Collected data
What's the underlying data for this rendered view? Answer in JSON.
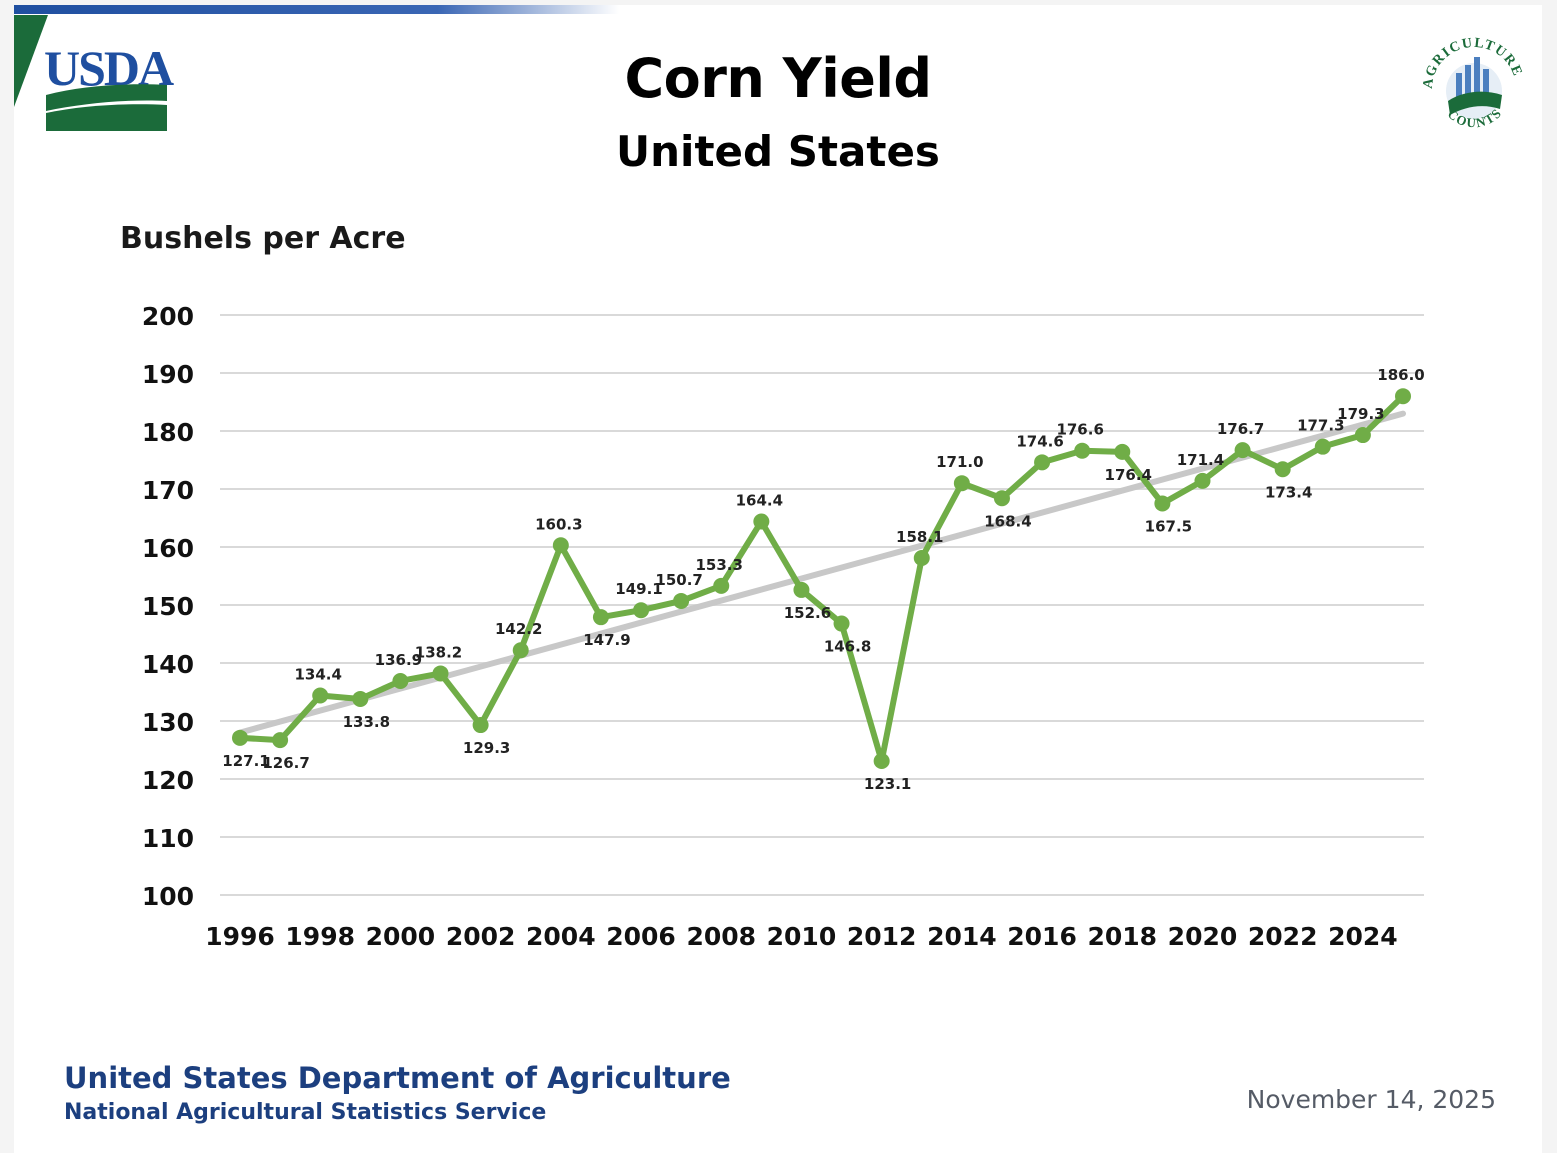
{
  "header": {
    "logo_text": "USDA",
    "badge_text_top": "AGRICULTURE",
    "badge_text_bottom": "COUNTS"
  },
  "footer": {
    "org": "United States Department of Agriculture",
    "sub": "National Agricultural Statistics Service",
    "date": "November 14, 2025"
  },
  "colors": {
    "series": "#70ad47",
    "trend": "#c8c8c8",
    "grid": "#d9d9d9",
    "footer_text": "#1c3f7f",
    "logo_blue": "#1f4fa0",
    "logo_green": "#1b6b3a"
  },
  "chart_data": {
    "type": "line",
    "title": "Corn Yield",
    "subtitle": "United States",
    "ylabel": "Bushels per Acre",
    "xlabel": "",
    "ylim": [
      100,
      200
    ],
    "yticks": [
      100,
      110,
      120,
      130,
      140,
      150,
      160,
      170,
      180,
      190,
      200
    ],
    "xticks": [
      "1996",
      "1998",
      "2000",
      "2002",
      "2004",
      "2006",
      "2008",
      "2010",
      "2012",
      "2014",
      "2016",
      "2018",
      "2020",
      "2022",
      "2024"
    ],
    "grid": true,
    "legend": "none",
    "x": [
      1996,
      1997,
      1998,
      1999,
      2000,
      2001,
      2002,
      2003,
      2004,
      2005,
      2006,
      2007,
      2008,
      2009,
      2010,
      2011,
      2012,
      2013,
      2014,
      2015,
      2016,
      2017,
      2018,
      2019,
      2020,
      2021,
      2022,
      2023,
      2024,
      2025
    ],
    "series": [
      {
        "values": [
          127.1,
          126.7,
          134.4,
          133.8,
          136.9,
          138.2,
          129.3,
          142.2,
          160.3,
          147.9,
          149.1,
          150.7,
          153.3,
          164.4,
          152.6,
          146.8,
          123.1,
          158.1,
          171.0,
          168.4,
          174.6,
          176.6,
          176.4,
          167.5,
          171.4,
          176.7,
          173.4,
          177.3,
          179.3,
          186.0
        ],
        "labels": [
          "127.1",
          "126.7",
          "134.4",
          "133.8",
          "136.9",
          "138.2",
          "129.3",
          "142.2",
          "160.3",
          "147.9",
          "149.1",
          "150.7",
          "153.3",
          "164.4",
          "152.6",
          "146.8",
          "123.1",
          "158.1",
          "171.0",
          "168.4",
          "174.6",
          "176.6",
          "176.4",
          "167.5",
          "171.4",
          "176.7",
          "173.4",
          "177.3",
          "179.3",
          "186.0"
        ]
      },
      {
        "type": "trend",
        "values_at_ends": [
          128,
          183
        ]
      }
    ]
  }
}
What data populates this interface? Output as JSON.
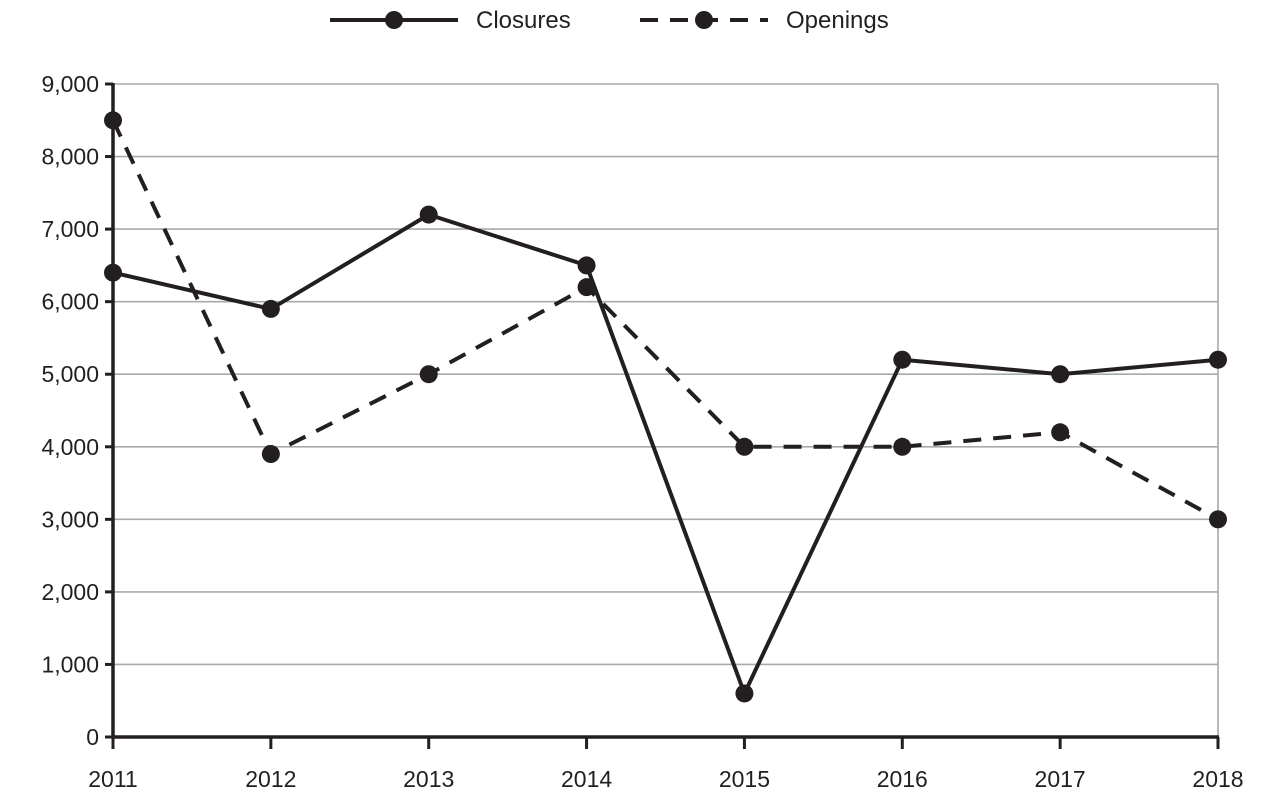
{
  "chart_data": {
    "type": "line",
    "categories": [
      "2011",
      "2012",
      "2013",
      "2014",
      "2015",
      "2016",
      "2017",
      "2018"
    ],
    "series": [
      {
        "name": "Closures",
        "line_style": "solid",
        "values": [
          6400,
          5900,
          7200,
          6500,
          600,
          5200,
          5000,
          5200
        ]
      },
      {
        "name": "Openings",
        "line_style": "dashed",
        "values": [
          8500,
          3900,
          5000,
          6200,
          4000,
          4000,
          4200,
          3000
        ]
      }
    ],
    "yticks": [
      "0",
      "1,000",
      "2,000",
      "3,000",
      "4,000",
      "5,000",
      "6,000",
      "7,000",
      "8,000",
      "9,000"
    ],
    "ylim": [
      0,
      9000
    ],
    "grid": "horizontal",
    "legend_position": "top-center",
    "colors": {
      "line": "#231f20",
      "grid": "#a7a9ac",
      "axis": "#231f20",
      "background": "#ffffff"
    }
  }
}
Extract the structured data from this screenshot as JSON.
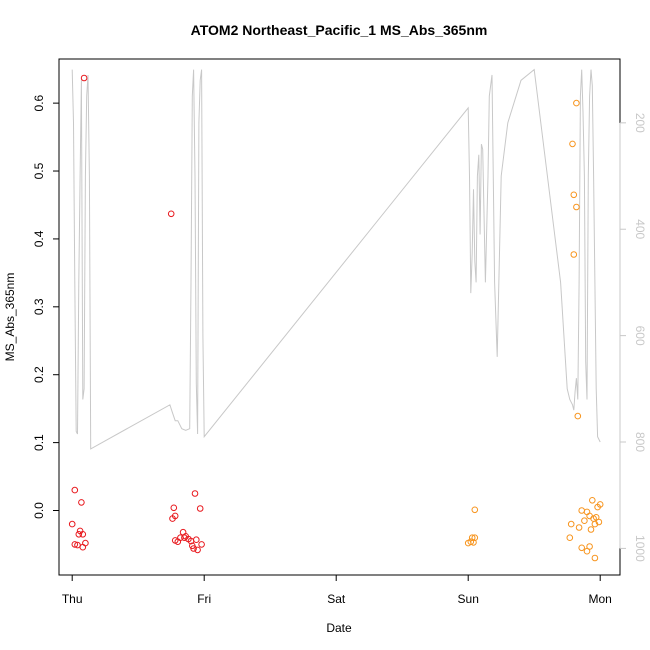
{
  "chart_data": {
    "type": "scatter",
    "title": "ATOM2 Northeast_Pacific_1 MS_Abs_365nm",
    "xlabel": "Date",
    "ylabel": "MS_Abs_365nm",
    "x_ticks": [
      {
        "day": 0,
        "label": "Thu"
      },
      {
        "day": 1,
        "label": "Fri"
      },
      {
        "day": 2,
        "label": "Sat"
      },
      {
        "day": 3,
        "label": "Sun"
      },
      {
        "day": 4,
        "label": "Mon"
      }
    ],
    "xlim": [
      -0.1,
      4.15
    ],
    "ylim": [
      -0.095,
      0.665
    ],
    "y_ticks": [
      0.0,
      0.1,
      0.2,
      0.3,
      0.4,
      0.5,
      0.6
    ],
    "y2_ticks": [
      200,
      400,
      600,
      800,
      1000
    ],
    "y2_range": [
      80,
      1050
    ],
    "grid": false,
    "series": [
      {
        "color": "#e8191e",
        "points": [
          [
            0.09,
            0.637
          ],
          [
            0.02,
            0.03
          ],
          [
            0.07,
            0.012
          ],
          [
            0.0,
            -0.02
          ],
          [
            0.06,
            -0.03
          ],
          [
            0.05,
            -0.035
          ],
          [
            0.08,
            -0.035
          ],
          [
            0.02,
            -0.05
          ],
          [
            0.04,
            -0.051
          ],
          [
            0.1,
            -0.048
          ],
          [
            0.08,
            -0.054
          ],
          [
            0.75,
            0.437
          ],
          [
            0.77,
            0.004
          ],
          [
            0.76,
            -0.012
          ],
          [
            0.78,
            -0.008
          ],
          [
            0.78,
            -0.044
          ],
          [
            0.8,
            -0.046
          ],
          [
            0.84,
            -0.032
          ],
          [
            0.82,
            -0.04
          ],
          [
            0.85,
            -0.04
          ],
          [
            0.86,
            -0.038
          ],
          [
            0.88,
            -0.042
          ],
          [
            0.9,
            -0.045
          ],
          [
            0.91,
            -0.052
          ],
          [
            0.93,
            0.025
          ],
          [
            0.97,
            0.003
          ],
          [
            0.94,
            -0.043
          ],
          [
            0.95,
            -0.058
          ],
          [
            0.98,
            -0.05
          ],
          [
            0.92,
            -0.056
          ]
        ]
      },
      {
        "color": "#f7951f",
        "points": [
          [
            3.05,
            0.001
          ],
          [
            3.03,
            -0.04
          ],
          [
            3.05,
            -0.04
          ],
          [
            3.02,
            -0.046
          ],
          [
            3.0,
            -0.048
          ],
          [
            3.04,
            -0.047
          ],
          [
            3.82,
            0.6
          ],
          [
            3.79,
            0.54
          ],
          [
            3.8,
            0.465
          ],
          [
            3.82,
            0.447
          ],
          [
            3.8,
            0.377
          ],
          [
            3.83,
            0.139
          ],
          [
            3.86,
            0.0
          ],
          [
            3.9,
            -0.002
          ],
          [
            3.92,
            -0.008
          ],
          [
            3.94,
            0.015
          ],
          [
            3.95,
            -0.012
          ],
          [
            3.97,
            -0.01
          ],
          [
            3.98,
            0.005
          ],
          [
            4.0,
            0.009
          ],
          [
            3.99,
            -0.017
          ],
          [
            3.96,
            -0.02
          ],
          [
            3.93,
            -0.028
          ],
          [
            3.84,
            -0.025
          ],
          [
            3.78,
            -0.02
          ],
          [
            3.77,
            -0.04
          ],
          [
            3.88,
            -0.015
          ],
          [
            3.86,
            -0.055
          ],
          [
            3.9,
            -0.06
          ],
          [
            3.92,
            -0.053
          ],
          [
            3.96,
            -0.07
          ]
        ]
      }
    ],
    "secondary_line": {
      "color": "#c8c8c8",
      "points": [
        [
          0.0,
          100
        ],
        [
          0.01,
          200
        ],
        [
          0.02,
          500
        ],
        [
          0.03,
          780
        ],
        [
          0.04,
          785
        ],
        [
          0.05,
          500
        ],
        [
          0.06,
          300
        ],
        [
          0.07,
          120
        ],
        [
          0.08,
          720
        ],
        [
          0.09,
          700
        ],
        [
          0.1,
          300
        ],
        [
          0.11,
          150
        ],
        [
          0.12,
          110
        ],
        [
          0.13,
          300
        ],
        [
          0.14,
          813
        ],
        [
          0.74,
          730
        ],
        [
          0.76,
          745
        ],
        [
          0.78,
          760
        ],
        [
          0.8,
          760
        ],
        [
          0.83,
          775
        ],
        [
          0.86,
          778
        ],
        [
          0.89,
          775
        ],
        [
          0.9,
          500
        ],
        [
          0.91,
          150
        ],
        [
          0.92,
          100
        ],
        [
          0.93,
          300
        ],
        [
          0.94,
          690
        ],
        [
          0.95,
          785
        ],
        [
          0.96,
          200
        ],
        [
          0.97,
          120
        ],
        [
          0.98,
          100
        ],
        [
          0.99,
          600
        ],
        [
          1.0,
          790
        ],
        [
          3.0,
          172
        ],
        [
          3.01,
          300
        ],
        [
          3.02,
          520
        ],
        [
          3.03,
          445
        ],
        [
          3.04,
          325
        ],
        [
          3.05,
          460
        ],
        [
          3.06,
          500
        ],
        [
          3.07,
          300
        ],
        [
          3.08,
          260
        ],
        [
          3.09,
          410
        ],
        [
          3.1,
          240
        ],
        [
          3.11,
          250
        ],
        [
          3.13,
          500
        ],
        [
          3.15,
          300
        ],
        [
          3.16,
          150
        ],
        [
          3.18,
          110
        ],
        [
          3.2,
          500
        ],
        [
          3.22,
          640
        ],
        [
          3.25,
          300
        ],
        [
          3.3,
          200
        ],
        [
          3.4,
          120
        ],
        [
          3.5,
          100
        ],
        [
          3.6,
          300
        ],
        [
          3.7,
          500
        ],
        [
          3.75,
          700
        ],
        [
          3.77,
          720
        ],
        [
          3.79,
          730
        ],
        [
          3.8,
          740
        ],
        [
          3.81,
          705
        ],
        [
          3.82,
          680
        ],
        [
          3.83,
          720
        ],
        [
          3.84,
          500
        ],
        [
          3.85,
          150
        ],
        [
          3.86,
          100
        ],
        [
          3.87,
          180
        ],
        [
          3.88,
          300
        ],
        [
          3.89,
          650
        ],
        [
          3.9,
          720
        ],
        [
          3.91,
          300
        ],
        [
          3.92,
          150
        ],
        [
          3.93,
          100
        ],
        [
          3.94,
          130
        ],
        [
          3.95,
          300
        ],
        [
          3.96,
          500
        ],
        [
          3.97,
          700
        ],
        [
          3.98,
          790
        ],
        [
          3.99,
          795
        ],
        [
          4.0,
          800
        ]
      ]
    }
  }
}
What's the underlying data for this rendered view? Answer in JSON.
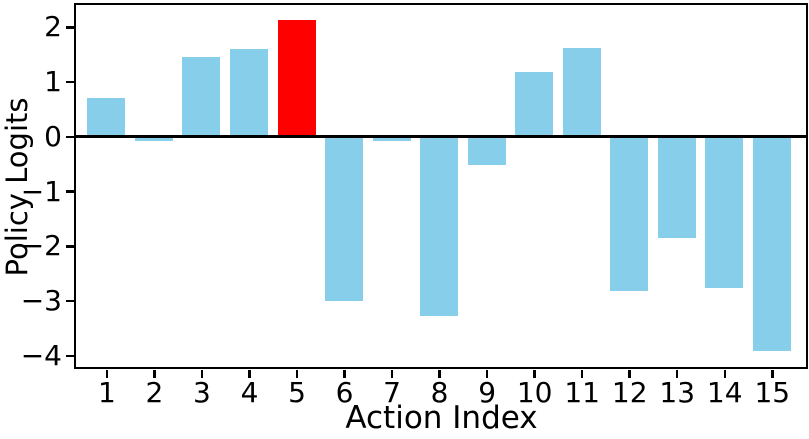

→ **Written exercise**
Copy all lines of the material above where the string "JSON" occurs.

→ **Exercise solution**
What's the underlying data for this rendered view? Answer in JSON.
What data populates this interface? Output as JSON.
Extract the structured data from this screenshot as JSON.
What's the underlying data for this rendered view? Answer in JSON.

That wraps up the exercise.